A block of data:
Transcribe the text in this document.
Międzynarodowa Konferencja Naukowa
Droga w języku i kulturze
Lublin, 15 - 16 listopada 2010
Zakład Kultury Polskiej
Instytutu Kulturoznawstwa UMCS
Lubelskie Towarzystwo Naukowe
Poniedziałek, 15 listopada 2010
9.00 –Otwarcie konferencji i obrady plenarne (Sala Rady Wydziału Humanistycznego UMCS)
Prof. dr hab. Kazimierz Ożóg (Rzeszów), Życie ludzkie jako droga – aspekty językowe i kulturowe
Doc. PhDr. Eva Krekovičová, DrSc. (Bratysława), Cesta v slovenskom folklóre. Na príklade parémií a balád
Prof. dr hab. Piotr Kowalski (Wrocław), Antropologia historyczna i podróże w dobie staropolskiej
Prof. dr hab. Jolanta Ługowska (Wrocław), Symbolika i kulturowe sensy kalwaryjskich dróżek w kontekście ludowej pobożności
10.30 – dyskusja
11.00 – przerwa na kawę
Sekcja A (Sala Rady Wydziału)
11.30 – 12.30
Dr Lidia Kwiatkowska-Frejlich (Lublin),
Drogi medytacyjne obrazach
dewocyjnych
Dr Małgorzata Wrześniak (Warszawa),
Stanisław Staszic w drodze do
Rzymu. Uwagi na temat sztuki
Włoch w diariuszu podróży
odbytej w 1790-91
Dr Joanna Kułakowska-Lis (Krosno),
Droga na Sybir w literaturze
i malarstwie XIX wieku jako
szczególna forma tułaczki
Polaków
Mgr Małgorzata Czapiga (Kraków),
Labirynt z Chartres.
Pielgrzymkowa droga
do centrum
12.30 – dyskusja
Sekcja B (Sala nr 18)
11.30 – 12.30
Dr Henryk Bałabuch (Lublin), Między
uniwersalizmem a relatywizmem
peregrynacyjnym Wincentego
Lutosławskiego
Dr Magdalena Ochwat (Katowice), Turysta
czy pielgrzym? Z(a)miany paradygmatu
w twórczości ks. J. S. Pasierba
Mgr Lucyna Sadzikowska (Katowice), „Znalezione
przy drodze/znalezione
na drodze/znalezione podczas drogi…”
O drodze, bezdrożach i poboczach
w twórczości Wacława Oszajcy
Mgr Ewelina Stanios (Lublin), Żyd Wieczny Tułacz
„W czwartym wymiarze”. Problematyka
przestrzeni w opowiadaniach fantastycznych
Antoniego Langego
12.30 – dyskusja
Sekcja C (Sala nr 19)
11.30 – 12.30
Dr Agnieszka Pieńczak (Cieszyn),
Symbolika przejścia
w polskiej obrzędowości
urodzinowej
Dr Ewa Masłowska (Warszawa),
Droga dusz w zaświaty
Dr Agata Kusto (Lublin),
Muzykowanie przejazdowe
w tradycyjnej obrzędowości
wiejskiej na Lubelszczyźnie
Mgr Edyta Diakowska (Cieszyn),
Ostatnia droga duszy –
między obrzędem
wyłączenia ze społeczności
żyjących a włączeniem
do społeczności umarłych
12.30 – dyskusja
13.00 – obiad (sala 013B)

---

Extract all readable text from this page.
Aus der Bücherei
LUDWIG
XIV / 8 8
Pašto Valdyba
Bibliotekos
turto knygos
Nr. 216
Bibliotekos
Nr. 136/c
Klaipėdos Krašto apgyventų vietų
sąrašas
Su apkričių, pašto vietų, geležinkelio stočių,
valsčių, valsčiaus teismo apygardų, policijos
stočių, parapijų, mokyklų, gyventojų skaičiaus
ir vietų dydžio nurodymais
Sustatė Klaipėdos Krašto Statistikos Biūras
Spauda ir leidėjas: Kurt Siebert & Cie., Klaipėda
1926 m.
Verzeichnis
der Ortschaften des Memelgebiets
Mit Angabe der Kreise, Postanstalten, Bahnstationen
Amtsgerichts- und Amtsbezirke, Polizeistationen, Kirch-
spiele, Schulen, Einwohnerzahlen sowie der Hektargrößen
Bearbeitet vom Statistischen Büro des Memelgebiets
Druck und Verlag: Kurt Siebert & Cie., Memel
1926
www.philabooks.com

Work to be completed:
Scan the listing above. Gather each line that contains the word "text".

Solution to this task:
Transcribe the text in this document.
Extract all readable text from this page.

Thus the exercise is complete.